Exercise directions -
Each line of the material below that holds the word "screenshot" needs to be copied.

Start of Provided records

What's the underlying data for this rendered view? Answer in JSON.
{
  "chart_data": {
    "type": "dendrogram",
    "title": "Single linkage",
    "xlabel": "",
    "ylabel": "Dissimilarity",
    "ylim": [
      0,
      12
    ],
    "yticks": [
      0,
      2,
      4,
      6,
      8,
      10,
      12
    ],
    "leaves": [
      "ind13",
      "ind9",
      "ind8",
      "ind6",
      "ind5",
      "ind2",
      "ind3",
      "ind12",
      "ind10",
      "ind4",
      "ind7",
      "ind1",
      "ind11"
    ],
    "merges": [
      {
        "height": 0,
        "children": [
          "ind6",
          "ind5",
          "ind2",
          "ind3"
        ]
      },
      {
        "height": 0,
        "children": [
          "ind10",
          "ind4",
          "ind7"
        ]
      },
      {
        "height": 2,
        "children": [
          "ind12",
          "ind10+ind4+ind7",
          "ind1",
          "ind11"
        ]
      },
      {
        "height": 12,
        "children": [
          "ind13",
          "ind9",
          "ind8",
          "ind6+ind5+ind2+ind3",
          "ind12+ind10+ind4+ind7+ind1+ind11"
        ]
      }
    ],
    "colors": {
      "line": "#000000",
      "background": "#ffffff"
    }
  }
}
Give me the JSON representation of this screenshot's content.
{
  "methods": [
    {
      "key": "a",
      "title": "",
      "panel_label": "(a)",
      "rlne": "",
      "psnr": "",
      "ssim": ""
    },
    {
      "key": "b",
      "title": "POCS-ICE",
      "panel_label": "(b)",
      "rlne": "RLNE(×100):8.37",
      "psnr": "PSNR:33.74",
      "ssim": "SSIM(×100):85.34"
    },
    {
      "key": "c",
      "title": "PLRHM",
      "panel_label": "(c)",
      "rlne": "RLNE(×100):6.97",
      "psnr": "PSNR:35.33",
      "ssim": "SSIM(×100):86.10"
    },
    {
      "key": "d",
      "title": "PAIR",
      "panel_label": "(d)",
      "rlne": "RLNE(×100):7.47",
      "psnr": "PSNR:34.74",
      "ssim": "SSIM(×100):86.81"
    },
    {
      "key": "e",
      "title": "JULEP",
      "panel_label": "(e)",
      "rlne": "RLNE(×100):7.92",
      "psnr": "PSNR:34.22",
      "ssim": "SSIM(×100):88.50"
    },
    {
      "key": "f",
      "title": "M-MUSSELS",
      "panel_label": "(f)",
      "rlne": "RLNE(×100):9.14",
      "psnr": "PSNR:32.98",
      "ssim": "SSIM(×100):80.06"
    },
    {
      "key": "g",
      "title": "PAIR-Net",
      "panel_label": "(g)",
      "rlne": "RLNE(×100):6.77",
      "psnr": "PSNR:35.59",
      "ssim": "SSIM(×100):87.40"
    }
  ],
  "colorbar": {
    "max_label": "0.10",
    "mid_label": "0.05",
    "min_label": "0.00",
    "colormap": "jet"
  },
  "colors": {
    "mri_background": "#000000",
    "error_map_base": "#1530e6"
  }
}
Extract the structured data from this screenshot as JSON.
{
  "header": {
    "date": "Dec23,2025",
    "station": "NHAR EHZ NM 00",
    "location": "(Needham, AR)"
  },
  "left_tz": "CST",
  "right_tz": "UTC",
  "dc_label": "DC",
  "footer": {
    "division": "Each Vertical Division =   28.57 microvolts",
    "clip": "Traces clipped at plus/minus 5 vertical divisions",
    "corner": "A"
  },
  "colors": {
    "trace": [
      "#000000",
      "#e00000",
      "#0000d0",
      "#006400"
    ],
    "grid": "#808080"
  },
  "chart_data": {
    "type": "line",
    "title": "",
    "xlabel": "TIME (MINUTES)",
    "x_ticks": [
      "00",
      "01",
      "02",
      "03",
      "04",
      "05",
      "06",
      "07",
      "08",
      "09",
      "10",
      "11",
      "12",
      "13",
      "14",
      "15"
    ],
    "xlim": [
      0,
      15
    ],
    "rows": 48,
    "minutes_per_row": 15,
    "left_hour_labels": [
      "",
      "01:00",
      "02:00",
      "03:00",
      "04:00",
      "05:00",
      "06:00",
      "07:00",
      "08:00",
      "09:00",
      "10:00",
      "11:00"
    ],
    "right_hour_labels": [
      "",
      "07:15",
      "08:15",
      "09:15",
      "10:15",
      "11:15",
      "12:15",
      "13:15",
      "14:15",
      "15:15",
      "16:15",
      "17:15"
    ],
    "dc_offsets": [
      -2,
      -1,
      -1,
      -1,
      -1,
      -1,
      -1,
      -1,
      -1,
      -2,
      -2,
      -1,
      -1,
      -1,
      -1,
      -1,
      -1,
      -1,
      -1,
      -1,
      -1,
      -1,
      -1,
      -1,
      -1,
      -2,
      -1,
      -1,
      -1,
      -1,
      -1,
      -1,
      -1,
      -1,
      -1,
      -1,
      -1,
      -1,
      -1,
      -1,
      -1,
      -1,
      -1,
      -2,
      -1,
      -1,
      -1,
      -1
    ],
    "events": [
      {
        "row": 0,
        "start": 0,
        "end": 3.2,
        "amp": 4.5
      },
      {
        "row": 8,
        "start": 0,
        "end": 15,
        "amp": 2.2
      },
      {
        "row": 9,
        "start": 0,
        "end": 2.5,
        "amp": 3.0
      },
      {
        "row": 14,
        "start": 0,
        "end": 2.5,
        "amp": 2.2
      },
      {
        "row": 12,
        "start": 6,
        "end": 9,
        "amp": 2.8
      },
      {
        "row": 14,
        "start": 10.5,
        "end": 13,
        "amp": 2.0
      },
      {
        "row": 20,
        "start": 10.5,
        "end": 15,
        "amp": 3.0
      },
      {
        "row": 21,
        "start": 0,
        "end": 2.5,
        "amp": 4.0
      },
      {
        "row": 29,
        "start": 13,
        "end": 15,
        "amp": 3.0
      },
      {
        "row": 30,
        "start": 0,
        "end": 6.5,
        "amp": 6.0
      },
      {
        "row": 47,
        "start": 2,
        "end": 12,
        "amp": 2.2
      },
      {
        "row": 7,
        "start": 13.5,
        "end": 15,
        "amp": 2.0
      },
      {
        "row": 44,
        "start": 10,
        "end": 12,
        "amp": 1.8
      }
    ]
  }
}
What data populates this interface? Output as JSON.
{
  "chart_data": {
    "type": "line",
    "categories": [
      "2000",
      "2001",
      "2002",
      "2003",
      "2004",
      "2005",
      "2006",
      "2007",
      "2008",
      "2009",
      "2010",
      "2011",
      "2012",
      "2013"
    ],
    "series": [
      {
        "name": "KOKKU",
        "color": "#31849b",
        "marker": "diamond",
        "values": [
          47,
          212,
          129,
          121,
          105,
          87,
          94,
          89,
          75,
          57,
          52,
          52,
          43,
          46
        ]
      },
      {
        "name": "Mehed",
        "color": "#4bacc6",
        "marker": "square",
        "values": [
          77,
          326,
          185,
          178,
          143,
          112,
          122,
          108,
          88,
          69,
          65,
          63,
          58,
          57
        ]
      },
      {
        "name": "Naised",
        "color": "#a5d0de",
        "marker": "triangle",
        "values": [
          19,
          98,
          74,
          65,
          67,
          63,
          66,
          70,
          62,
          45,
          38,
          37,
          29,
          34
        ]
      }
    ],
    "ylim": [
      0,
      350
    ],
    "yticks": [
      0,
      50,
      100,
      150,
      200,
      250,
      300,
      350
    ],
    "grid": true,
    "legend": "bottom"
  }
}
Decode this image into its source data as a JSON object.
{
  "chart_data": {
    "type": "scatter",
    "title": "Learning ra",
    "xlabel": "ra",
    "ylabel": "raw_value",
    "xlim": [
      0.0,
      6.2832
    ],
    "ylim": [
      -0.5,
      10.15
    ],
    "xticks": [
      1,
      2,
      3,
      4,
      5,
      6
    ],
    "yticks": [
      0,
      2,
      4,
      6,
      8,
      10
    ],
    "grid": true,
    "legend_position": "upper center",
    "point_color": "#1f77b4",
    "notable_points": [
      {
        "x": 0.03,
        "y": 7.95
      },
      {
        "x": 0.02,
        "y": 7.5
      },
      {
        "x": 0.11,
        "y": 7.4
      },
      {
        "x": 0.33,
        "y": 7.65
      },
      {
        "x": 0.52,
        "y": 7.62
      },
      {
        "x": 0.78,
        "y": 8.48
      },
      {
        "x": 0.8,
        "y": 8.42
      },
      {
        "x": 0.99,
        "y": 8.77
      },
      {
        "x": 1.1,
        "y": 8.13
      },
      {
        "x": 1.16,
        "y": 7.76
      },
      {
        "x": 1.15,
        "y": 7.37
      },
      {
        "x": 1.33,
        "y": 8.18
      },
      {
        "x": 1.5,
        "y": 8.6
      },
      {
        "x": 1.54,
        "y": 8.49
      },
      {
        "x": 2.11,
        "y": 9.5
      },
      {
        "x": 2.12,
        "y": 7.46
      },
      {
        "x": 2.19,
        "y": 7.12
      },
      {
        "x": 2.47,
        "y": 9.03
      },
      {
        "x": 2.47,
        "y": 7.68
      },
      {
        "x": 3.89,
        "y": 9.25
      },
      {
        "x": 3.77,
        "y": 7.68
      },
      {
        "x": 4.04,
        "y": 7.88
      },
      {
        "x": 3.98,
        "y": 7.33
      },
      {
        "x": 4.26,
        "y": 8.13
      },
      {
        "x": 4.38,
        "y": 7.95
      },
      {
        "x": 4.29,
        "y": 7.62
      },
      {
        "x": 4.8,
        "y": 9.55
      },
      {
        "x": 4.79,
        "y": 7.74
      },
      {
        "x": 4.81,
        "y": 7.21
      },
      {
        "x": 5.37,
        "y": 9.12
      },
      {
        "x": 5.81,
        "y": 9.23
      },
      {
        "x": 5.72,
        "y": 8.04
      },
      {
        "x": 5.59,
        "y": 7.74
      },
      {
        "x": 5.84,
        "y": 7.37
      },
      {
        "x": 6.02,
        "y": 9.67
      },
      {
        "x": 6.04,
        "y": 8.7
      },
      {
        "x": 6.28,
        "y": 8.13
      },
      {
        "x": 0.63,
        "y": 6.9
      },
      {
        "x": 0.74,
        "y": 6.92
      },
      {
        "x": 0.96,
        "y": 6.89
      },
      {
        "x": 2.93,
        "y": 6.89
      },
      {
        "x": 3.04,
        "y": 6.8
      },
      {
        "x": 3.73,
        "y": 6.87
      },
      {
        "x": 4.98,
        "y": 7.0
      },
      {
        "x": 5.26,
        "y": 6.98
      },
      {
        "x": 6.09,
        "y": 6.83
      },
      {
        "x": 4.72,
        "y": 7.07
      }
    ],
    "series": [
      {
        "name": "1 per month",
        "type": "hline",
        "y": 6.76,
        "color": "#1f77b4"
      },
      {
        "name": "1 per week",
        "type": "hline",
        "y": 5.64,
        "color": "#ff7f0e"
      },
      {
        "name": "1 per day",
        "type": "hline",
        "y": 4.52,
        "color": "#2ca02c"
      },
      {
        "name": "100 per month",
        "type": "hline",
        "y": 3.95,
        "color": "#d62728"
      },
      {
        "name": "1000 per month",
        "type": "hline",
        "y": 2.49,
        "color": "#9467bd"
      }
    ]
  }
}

End of Provided records

Output for this exercise -
Give me the JSON representation of this screenshot's content.
Extract the structured data from this screenshot as JSON.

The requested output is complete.